» **GIVEN ENTRIES**:

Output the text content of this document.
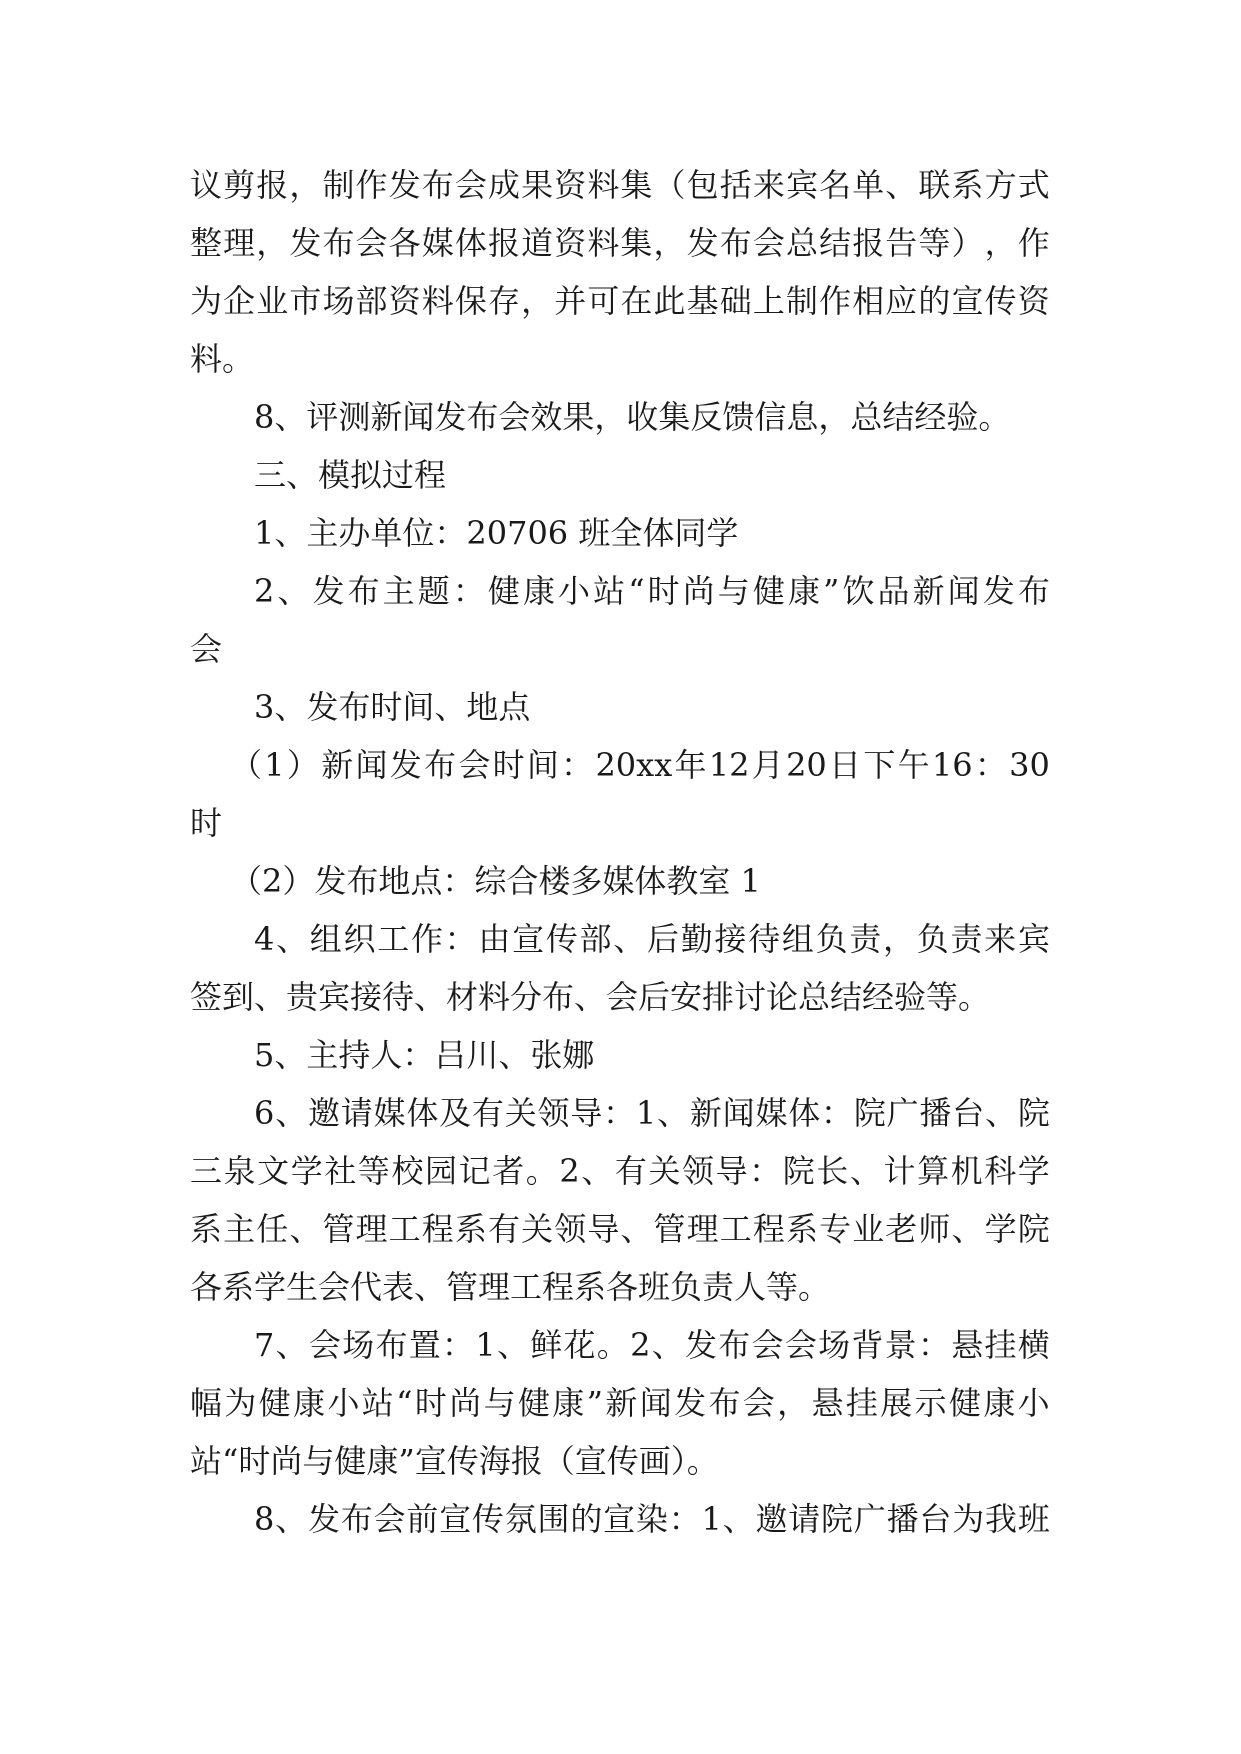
议 剪 报 ， 制 作 发 布 会 成 果 资 料 集 （ 包 括 来 宾 名 单 、 联 系 方 式
整 理 ， 发 布 会 各 媒 体 报 道 资 料 集 ， 发 布 会 总 结 报 告 等 ） ， 作
为 企 业 市 场 部 资 料 保 存 ， 并 可 在 此 基 础 上 制 作 相 应 的 宣 传 资
料。
8、评测新闻发布会效果，收集反馈信息，总结经验。
三、模拟过程
1、主办单位：20706 班全体同学
2 、 发 布 主 题 ： 健 康 小 站 “ 时 尚 与 健 康 ” 饮 品 新 闻 发 布
会
3、发布时间、地点
（ 1 ） 新 闻 发 布 会 时 间 ： 20xx 年 12 月 20 日 下 午 16 ： 30
时
（2）发布地点：综合楼多媒体教室 1
4 、 组 织 工 作 ： 由 宣 传 部 、 后 勤 接 待 组 负 责 ， 负 责 来 宾
签到、贵宾接待、材料分布、会后安排讨论总结经验等。
5、主持人：吕川、张娜
6 、 邀 请 媒 体 及 有 关 领 导 ： 1 、 新 闻 媒 体 ： 院 广 播 台 、 院
三 泉 文 学 社 等 校 园 记 者 。 2 、 有 关 领 导 ： 院 长 、 计 算 机 科 学
系 主 任 、 管 理 工 程 系 有 关 领 导 、 管 理 工 程 系 专 业 老 师 、 学 院
各系学生会代表、管理工程系各班负责人等。
7 、 会 场 布 置 ： 1 、 鲜 花 。 2 、 发 布 会 会 场 背 景 ： 悬 挂 横
幅 为 健 康 小 站 “ 时 尚 与 健 康 ” 新 闻 发 布 会 ， 悬 挂 展 示 健 康 小
站“时尚与健康”宣传海报（宣传画）。
8 、 发 布 会 前 宣 传 氛 围 的 宣 染 ： 1 、 邀 请 院 广 播 台 为 我 班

» **REQUIREMENTS**: Reproduce the data word for word, excluding its pictures.

» **CORRECT RESULT**:
Output the text content of this document.
议 剪 报 ， 制 作 发 布 会 成 果 资 料 集 （ 包 括 来 宾 名 单 、 联 系 方 式
整 理 ， 发 布 会 各 媒 体 报 道 资 料 集 ， 发 布 会 总 结 报 告 等 ） ， 作
为 企 业 市 场 部 资 料 保 存 ， 并 可 在 此 基 础 上 制 作 相 应 的 宣 传 资
料。
8、评测新闻发布会效果，收集反馈信息，总结经验。
三、模拟过程
1、主办单位：20706 班全体同学
2 、 发 布 主 题 ： 健 康 小 站 “ 时 尚 与 健 康 ” 饮 品 新 闻 发 布
会
3、发布时间、地点
（ 1 ） 新 闻 发 布 会 时 间 ： 20xx 年 12 月 20 日 下 午 16 ： 30
时
（2）发布地点：综合楼多媒体教室 1
4 、 组 织 工 作 ： 由 宣 传 部 、 后 勤 接 待 组 负 责 ， 负 责 来 宾
签到、贵宾接待、材料分布、会后安排讨论总结经验等。
5、主持人：吕川、张娜
6 、 邀 请 媒 体 及 有 关 领 导 ： 1 、 新 闻 媒 体 ： 院 广 播 台 、 院
三 泉 文 学 社 等 校 园 记 者 。 2 、 有 关 领 导 ： 院 长 、 计 算 机 科 学
系 主 任 、 管 理 工 程 系 有 关 领 导 、 管 理 工 程 系 专 业 老 师 、 学 院
各系学生会代表、管理工程系各班负责人等。
7 、 会 场 布 置 ： 1 、 鲜 花 。 2 、 发 布 会 会 场 背 景 ： 悬 挂 横
幅 为 健 康 小 站 “ 时 尚 与 健 康 ” 新 闻 发 布 会 ， 悬 挂 展 示 健 康 小
站“时尚与健康”宣传海报（宣传画）。
8 、 发 布 会 前 宣 传 氛 围 的 宣 染 ： 1 、 邀 请 院 广 播 台 为 我 班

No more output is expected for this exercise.